= Set exercise =
From the material below, list every line containing "Systems".

Stored records
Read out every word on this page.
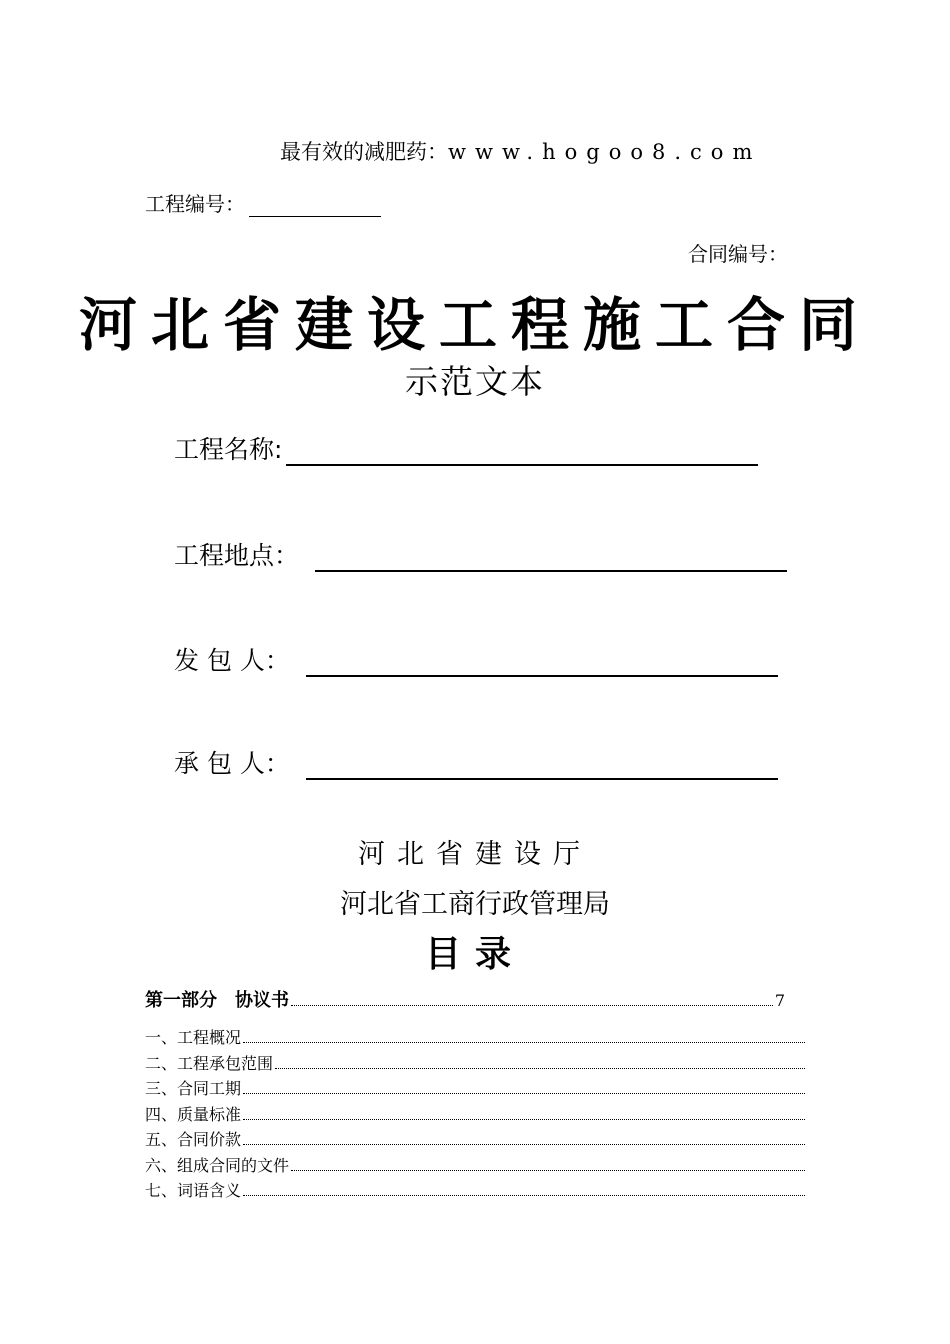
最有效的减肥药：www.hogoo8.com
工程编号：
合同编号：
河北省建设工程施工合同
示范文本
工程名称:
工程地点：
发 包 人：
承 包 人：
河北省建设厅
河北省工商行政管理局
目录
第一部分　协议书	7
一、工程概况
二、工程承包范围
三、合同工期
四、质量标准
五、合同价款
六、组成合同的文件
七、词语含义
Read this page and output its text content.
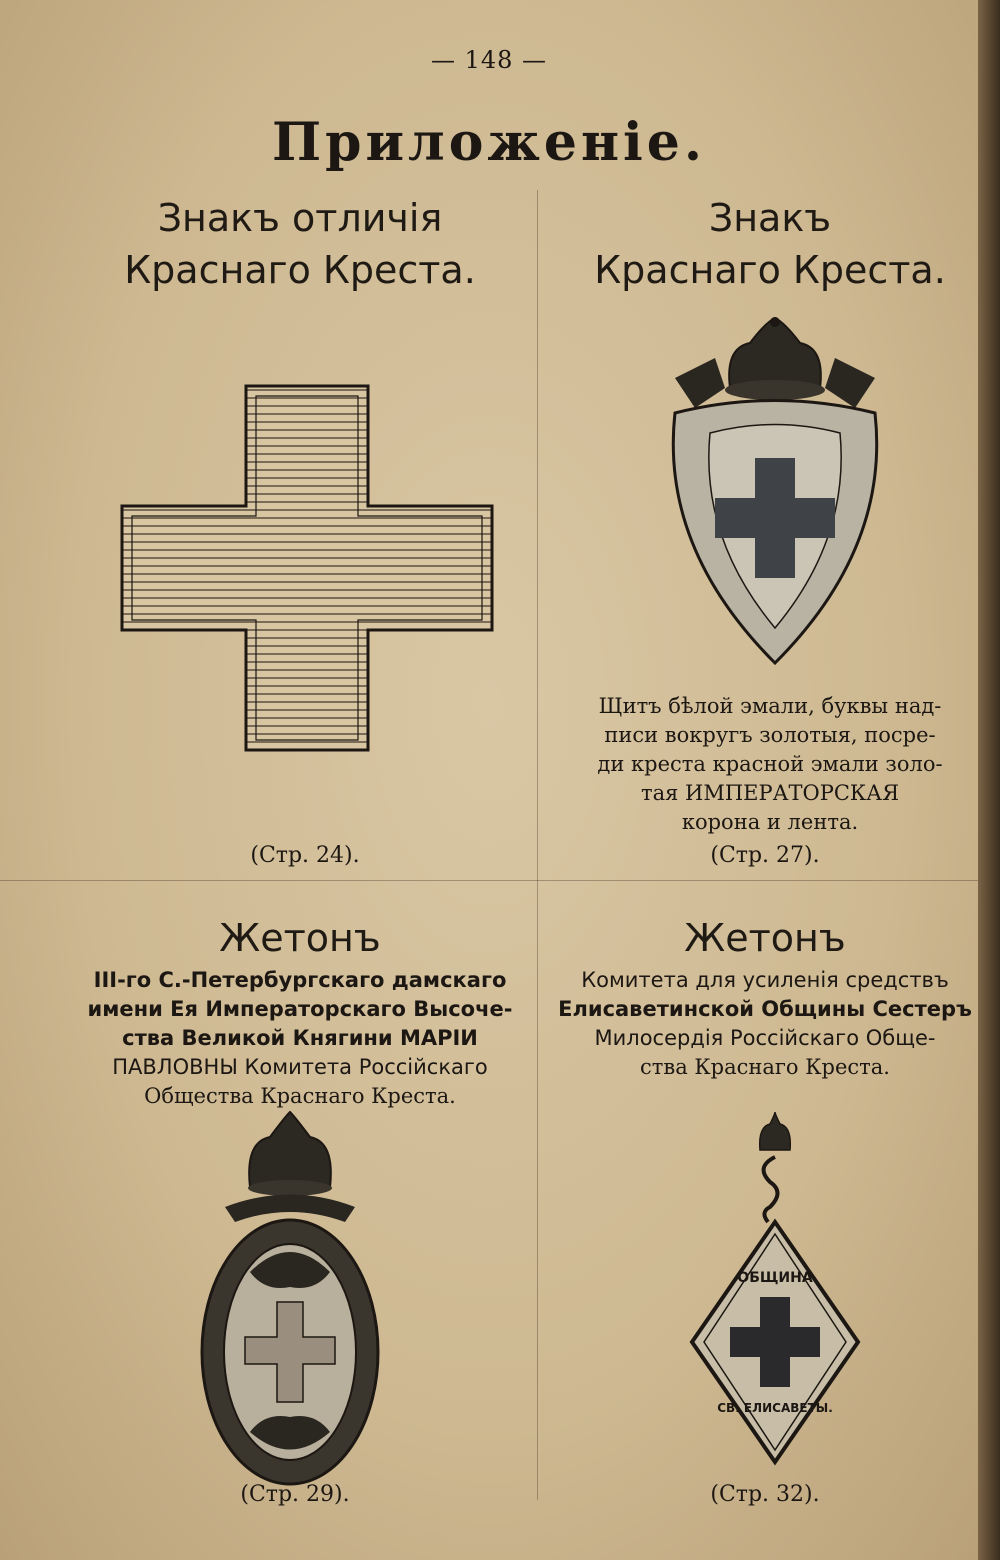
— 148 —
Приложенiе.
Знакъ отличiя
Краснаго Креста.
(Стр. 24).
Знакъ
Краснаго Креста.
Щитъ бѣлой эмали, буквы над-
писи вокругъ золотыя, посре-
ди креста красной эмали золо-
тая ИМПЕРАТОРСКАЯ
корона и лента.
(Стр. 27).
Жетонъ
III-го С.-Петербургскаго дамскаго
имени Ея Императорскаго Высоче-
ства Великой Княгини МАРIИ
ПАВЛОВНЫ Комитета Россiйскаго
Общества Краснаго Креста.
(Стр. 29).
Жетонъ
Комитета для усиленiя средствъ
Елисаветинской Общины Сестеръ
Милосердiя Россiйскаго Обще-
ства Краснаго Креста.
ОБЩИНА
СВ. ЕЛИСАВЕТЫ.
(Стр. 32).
---
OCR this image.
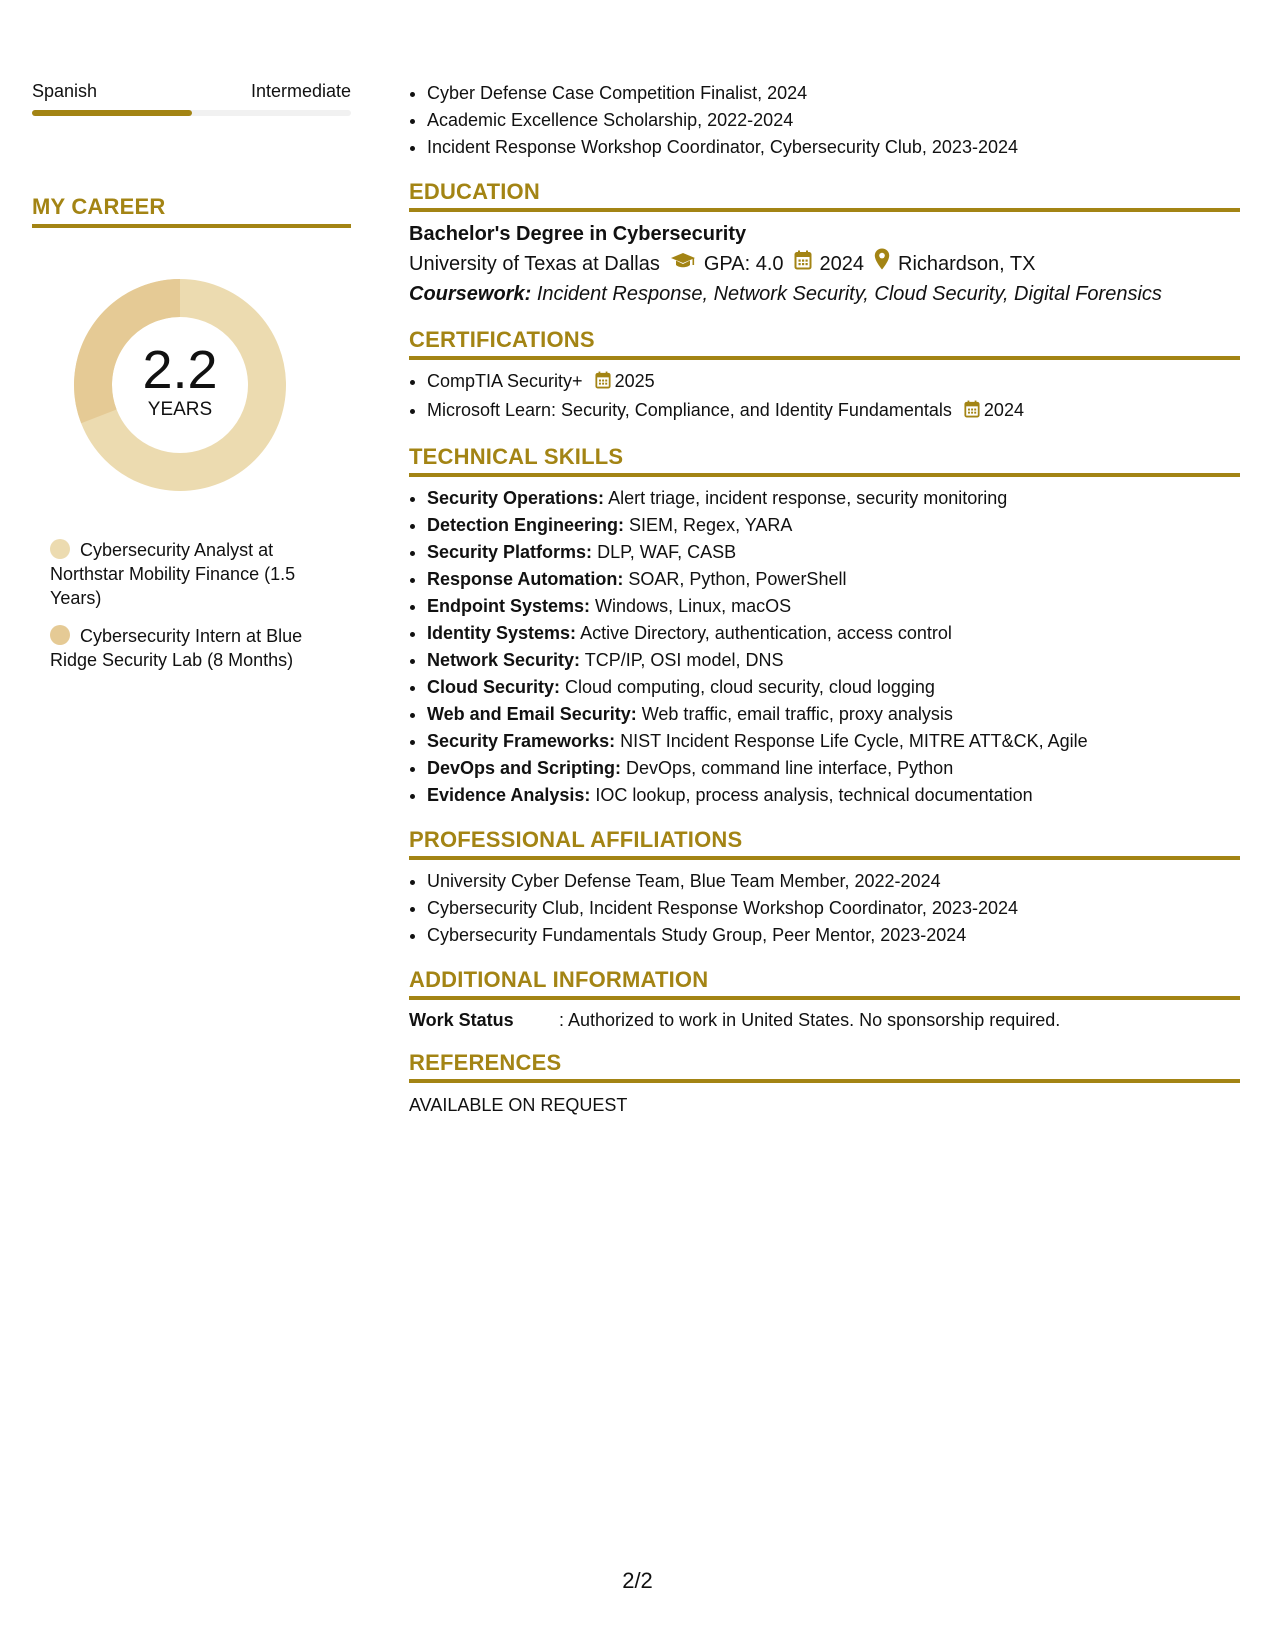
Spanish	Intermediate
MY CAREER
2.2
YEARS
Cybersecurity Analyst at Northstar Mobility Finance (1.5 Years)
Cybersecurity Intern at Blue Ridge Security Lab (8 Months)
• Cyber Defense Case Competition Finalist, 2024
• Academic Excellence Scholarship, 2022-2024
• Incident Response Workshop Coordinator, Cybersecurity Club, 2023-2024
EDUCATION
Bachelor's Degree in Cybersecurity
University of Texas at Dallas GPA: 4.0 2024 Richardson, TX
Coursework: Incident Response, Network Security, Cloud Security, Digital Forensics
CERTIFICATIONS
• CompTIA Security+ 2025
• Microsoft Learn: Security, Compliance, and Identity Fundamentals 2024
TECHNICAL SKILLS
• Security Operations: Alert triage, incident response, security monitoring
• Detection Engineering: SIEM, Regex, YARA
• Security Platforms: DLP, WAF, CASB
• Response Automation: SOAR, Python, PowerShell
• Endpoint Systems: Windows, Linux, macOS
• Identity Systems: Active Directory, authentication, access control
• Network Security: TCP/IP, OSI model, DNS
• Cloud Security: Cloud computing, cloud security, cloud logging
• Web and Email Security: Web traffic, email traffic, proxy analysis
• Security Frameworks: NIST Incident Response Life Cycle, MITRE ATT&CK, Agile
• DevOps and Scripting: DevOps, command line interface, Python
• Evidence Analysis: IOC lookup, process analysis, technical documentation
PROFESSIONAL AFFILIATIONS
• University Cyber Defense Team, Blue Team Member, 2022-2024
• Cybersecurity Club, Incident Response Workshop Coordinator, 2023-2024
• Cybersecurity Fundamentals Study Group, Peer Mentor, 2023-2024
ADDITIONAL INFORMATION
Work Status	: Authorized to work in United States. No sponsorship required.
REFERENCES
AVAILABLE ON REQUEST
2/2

= Finished answer =
• Endpoint Systems: Windows, Linux, macOS
• Identity Systems: Active Directory, authentication, access control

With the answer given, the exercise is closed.